What is being asked
Comb through the entries for "name" and pull out each line that holds it.

--- START ---

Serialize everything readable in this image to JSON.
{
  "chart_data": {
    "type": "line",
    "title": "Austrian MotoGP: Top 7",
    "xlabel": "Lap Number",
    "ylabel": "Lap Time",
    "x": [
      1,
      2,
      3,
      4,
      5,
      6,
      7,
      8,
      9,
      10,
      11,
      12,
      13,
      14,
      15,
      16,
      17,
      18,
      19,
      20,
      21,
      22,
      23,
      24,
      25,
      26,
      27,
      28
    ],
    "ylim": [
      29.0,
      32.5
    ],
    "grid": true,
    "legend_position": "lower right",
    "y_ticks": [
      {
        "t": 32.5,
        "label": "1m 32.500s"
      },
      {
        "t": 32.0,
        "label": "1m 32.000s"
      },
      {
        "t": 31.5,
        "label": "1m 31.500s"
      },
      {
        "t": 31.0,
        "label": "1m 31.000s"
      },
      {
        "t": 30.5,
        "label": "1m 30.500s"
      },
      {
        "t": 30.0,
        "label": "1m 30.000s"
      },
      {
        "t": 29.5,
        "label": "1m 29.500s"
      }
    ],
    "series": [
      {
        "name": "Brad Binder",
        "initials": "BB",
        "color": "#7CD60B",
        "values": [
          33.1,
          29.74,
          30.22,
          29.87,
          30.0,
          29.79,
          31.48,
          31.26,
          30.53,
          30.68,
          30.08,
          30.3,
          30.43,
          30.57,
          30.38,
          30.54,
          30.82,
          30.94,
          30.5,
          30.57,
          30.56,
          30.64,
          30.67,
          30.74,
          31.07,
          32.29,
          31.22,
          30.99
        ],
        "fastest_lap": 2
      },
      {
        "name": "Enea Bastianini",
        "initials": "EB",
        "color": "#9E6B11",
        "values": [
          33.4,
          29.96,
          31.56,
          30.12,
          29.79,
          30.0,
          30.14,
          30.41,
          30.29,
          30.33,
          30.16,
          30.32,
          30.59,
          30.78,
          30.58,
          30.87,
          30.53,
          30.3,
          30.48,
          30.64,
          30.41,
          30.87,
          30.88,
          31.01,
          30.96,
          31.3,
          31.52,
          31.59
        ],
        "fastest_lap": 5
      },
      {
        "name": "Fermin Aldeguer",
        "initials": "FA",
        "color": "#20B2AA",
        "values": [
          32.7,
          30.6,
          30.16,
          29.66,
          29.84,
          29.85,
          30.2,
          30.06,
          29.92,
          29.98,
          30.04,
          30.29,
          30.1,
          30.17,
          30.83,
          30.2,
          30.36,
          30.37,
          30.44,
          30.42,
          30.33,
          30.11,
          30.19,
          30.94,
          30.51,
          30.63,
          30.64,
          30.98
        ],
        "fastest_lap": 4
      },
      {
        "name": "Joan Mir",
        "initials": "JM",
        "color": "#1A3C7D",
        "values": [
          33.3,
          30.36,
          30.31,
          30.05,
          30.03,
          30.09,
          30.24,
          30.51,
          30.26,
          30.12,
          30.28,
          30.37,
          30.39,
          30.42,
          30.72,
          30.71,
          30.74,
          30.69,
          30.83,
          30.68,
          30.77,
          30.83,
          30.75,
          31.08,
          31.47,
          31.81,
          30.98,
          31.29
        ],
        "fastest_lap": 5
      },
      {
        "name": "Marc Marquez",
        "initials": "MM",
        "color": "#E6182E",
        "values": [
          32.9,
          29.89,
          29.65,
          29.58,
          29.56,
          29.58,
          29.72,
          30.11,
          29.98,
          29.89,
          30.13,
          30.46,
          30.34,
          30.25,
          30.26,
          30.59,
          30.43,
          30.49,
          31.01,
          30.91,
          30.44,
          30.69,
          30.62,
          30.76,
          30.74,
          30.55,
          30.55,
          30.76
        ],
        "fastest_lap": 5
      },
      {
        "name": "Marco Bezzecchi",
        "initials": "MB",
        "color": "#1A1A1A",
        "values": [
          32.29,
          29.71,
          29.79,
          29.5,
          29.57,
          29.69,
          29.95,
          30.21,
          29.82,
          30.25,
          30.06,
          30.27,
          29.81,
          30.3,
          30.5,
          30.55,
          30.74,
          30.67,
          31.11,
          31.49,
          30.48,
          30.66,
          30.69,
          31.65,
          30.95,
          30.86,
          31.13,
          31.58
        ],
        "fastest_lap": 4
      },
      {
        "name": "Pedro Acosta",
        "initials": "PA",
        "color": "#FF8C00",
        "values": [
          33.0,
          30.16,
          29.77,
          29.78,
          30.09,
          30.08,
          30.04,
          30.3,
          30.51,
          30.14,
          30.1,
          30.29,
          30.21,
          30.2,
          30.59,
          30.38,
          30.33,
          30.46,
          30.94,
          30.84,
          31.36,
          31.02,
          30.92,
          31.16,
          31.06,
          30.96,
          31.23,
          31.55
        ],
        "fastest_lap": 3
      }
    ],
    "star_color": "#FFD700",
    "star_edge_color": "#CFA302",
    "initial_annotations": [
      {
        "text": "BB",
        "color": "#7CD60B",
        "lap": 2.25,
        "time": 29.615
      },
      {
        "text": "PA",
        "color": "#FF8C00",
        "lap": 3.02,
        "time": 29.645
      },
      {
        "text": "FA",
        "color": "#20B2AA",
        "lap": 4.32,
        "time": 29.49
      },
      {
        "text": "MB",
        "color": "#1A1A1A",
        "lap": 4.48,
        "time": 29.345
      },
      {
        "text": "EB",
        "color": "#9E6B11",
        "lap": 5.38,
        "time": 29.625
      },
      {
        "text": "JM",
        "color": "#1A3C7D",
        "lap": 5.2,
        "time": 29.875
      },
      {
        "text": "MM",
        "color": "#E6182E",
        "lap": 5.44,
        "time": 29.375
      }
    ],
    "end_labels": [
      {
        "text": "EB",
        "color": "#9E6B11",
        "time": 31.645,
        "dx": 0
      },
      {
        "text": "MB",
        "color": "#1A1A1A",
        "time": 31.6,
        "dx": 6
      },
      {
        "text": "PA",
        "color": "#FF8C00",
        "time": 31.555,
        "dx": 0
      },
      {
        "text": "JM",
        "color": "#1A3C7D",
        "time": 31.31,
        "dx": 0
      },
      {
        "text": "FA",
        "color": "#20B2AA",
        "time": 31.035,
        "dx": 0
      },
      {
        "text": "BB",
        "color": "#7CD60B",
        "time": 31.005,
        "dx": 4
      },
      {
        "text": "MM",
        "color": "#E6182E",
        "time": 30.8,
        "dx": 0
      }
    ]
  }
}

--- END ---

Answer to the task
        "name": "Brad Binder",
        "name": "Enea Bastianini",
        "name": "Fermin Aldeguer",
        "name": "Joan Mir",
        "name": "Marc Marquez",
        "name": "Marco Bezzecchi",
        "name": "Pedro Acosta",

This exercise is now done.